# Your task:
The entries below should be transcribed in their entirety, exactly as written.
******
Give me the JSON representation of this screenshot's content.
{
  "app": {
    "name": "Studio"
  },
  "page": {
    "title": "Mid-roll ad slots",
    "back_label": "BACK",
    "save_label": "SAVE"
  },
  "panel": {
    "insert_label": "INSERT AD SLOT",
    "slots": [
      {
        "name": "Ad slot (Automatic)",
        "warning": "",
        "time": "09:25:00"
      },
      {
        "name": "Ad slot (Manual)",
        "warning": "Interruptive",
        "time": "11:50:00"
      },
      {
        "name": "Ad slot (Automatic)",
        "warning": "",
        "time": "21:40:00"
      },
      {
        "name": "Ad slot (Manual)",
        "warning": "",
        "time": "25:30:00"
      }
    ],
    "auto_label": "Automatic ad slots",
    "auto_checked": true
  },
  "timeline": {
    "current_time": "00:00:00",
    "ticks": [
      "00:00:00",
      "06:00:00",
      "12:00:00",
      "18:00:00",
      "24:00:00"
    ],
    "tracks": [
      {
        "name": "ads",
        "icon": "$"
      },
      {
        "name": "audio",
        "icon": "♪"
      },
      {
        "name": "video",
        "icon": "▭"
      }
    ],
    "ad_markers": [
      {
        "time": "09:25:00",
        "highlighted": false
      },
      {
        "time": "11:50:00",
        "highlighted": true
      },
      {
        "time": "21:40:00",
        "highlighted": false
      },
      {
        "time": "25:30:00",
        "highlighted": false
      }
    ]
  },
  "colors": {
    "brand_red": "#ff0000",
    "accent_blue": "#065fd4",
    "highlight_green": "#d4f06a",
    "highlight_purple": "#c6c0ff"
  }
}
******
# Solution to this task:
Give me the JSON representation of this screenshot's content.
{
  "app": {
    "name": "Studio"
  },
  "page": {
    "title": "Mid-roll ad slots",
    "back_label": "BACK",
    "save_label": "SAVE"
  },
  "panel": {
    "insert_label": "INSERT AD SLOT",
    "slots": [
      {
        "name": "Ad slot (Automatic)",
        "warning": "",
        "time": "09:25:00"
      },
      {
        "name": "Ad slot (Manual)",
        "warning": "Interruptive",
        "time": "11:50:00"
      },
      {
        "name": "Ad slot (Automatic)",
        "warning": "",
        "time": "21:40:00"
      },
      {
        "name": "Ad slot (Manual)",
        "warning": "",
        "time": "25:30:00"
      }
    ],
    "auto_label": "Automatic ad slots",
    "auto_checked": true
  },
  "timeline": {
    "current_time": "00:00:00",
    "ticks": [
      "00:00:00",
      "06:00:00",
      "12:00:00",
      "18:00:00",
      "24:00:00"
    ],
    "tracks": [
      {
        "name": "ads",
        "icon": "$"
      },
      {
        "name": "audio",
        "icon": "♪"
      },
      {
        "name": "video",
        "icon": "▭"
      }
    ],
    "ad_markers": [
      {
        "time": "09:25:00",
        "highlighted": false
      },
      {
        "time": "11:50:00",
        "highlighted": true
      },
      {
        "time": "21:40:00",
        "highlighted": false
      },
      {
        "time": "25:30:00",
        "highlighted": false
      }
    ]
  },
  "colors": {
    "brand_red": "#ff0000",
    "accent_blue": "#065fd4",
    "highlight_green": "#d4f06a",
    "highlight_purple": "#c6c0ff"
  }
}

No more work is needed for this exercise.